» Work to be completed
Rewrite every line of the records below as a numbered list, skipping any blank lines and leaving out the pictures.

» Dataset extract
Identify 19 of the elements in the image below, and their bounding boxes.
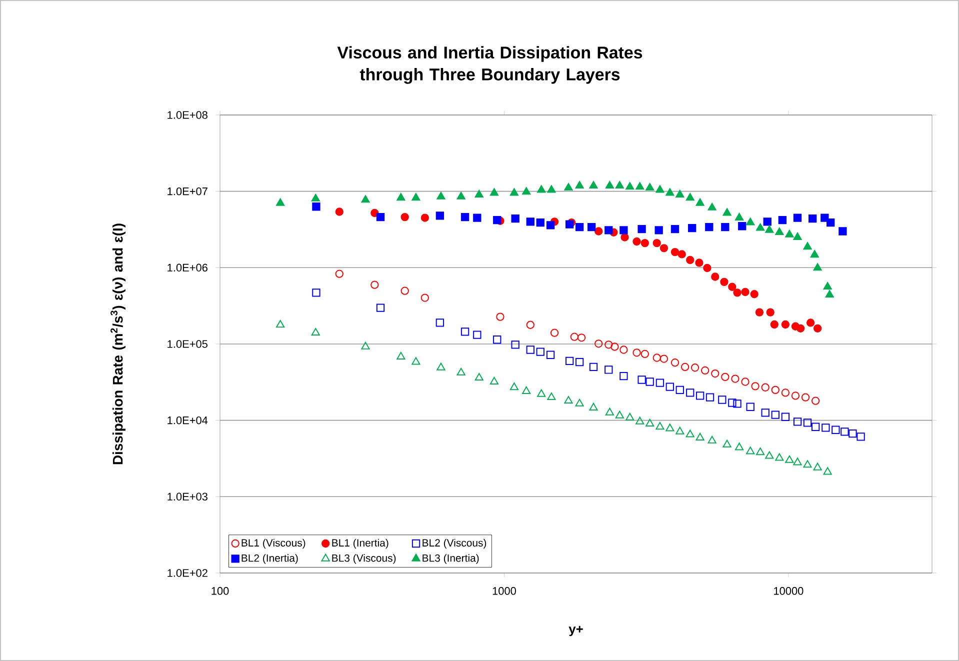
legend-label: BL3 (Viscous) xyxy=(332,554,396,564)
x-axis-title: y+ xyxy=(568,626,583,636)
y-tick-label: 1.0E+04 xyxy=(168,416,208,424)
legend-label: BL1 (Inertia) xyxy=(332,538,388,549)
y-tick-label: 1.0E+05 xyxy=(168,340,208,348)
x-tick-label: 10000 xyxy=(774,587,804,595)
y-tick-label: 1.0E+06 xyxy=(168,264,208,272)
legend-label: BL1 (Viscous) xyxy=(242,538,306,549)
legend-label: BL3 (Inertia) xyxy=(422,554,479,564)
x-tick-label: 100 xyxy=(212,587,229,595)
x-tick-label: 1000 xyxy=(492,587,516,595)
y-tick-label: 1.0E+02 xyxy=(168,569,208,577)
legend-label: BL2 (Inertia) xyxy=(242,554,298,564)
y-tick-label: 1.0E+08 xyxy=(168,111,208,119)
y-tick-label: 1.0E+07 xyxy=(168,187,208,196)
y-tick-label: 1.0E+03 xyxy=(168,492,208,501)
chart-title: Viscous and Inertia Dissipation Rates through Three Boundary Layers xyxy=(337,46,642,84)
y-axis-title: Dissipation Rate (m$^{2}$/s$^{3}$) ε(ν) and ε(Ι) xyxy=(110,224,126,464)
legend-label: BL2 (Viscous) xyxy=(422,538,486,549)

» Written response
1. Identify 19 of the elements in the image below, and their bounding boxes.
2. legend-label: BL3 (Viscous) xyxy=(332,554,396,564)
3. x-axis-title: y+ xyxy=(568,626,583,636)
4. y-tick-label: 1.0E+04 xyxy=(168,416,208,424)
5. legend-label: BL1 (Inertia) xyxy=(332,538,388,549)
6. y-tick-label: 1.0E+05 xyxy=(168,340,208,348)
7. x-tick-label: 10000 xyxy=(774,587,804,595)
8. y-tick-label: 1.0E+06 xyxy=(168,264,208,272)
9. legend-label: BL1 (Viscous) xyxy=(242,538,306,549)
10. legend-label: BL3 (Inertia) xyxy=(422,554,479,564)
11. x-tick-label: 100 xyxy=(212,587,229,595)
12. x-tick-label: 1000 xyxy=(492,587,516,595)
13. y-tick-label: 1.0E+02 xyxy=(168,569,208,577)
14. legend-label: BL2 (Inertia) xyxy=(242,554,298,564)
15. y-tick-label: 1.0E+08 xyxy=(168,111,208,119)
16. y-tick-label: 1.0E+07 xyxy=(168,187,208,196)
17. y-tick-label: 1.0E+03 xyxy=(168,492,208,501)
18. chart-title: Viscous and Inertia Dissipation Rates through Three Boundary Layers xyxy=(337,46,642,84)
19. y-axis-title: Dissipation Rate (m$^{2}$/s$^{3}$) ε(ν) and ε(Ι) xyxy=(110,224,126,464)
20. legend-label: BL2 (Viscous) xyxy=(422,538,486,549)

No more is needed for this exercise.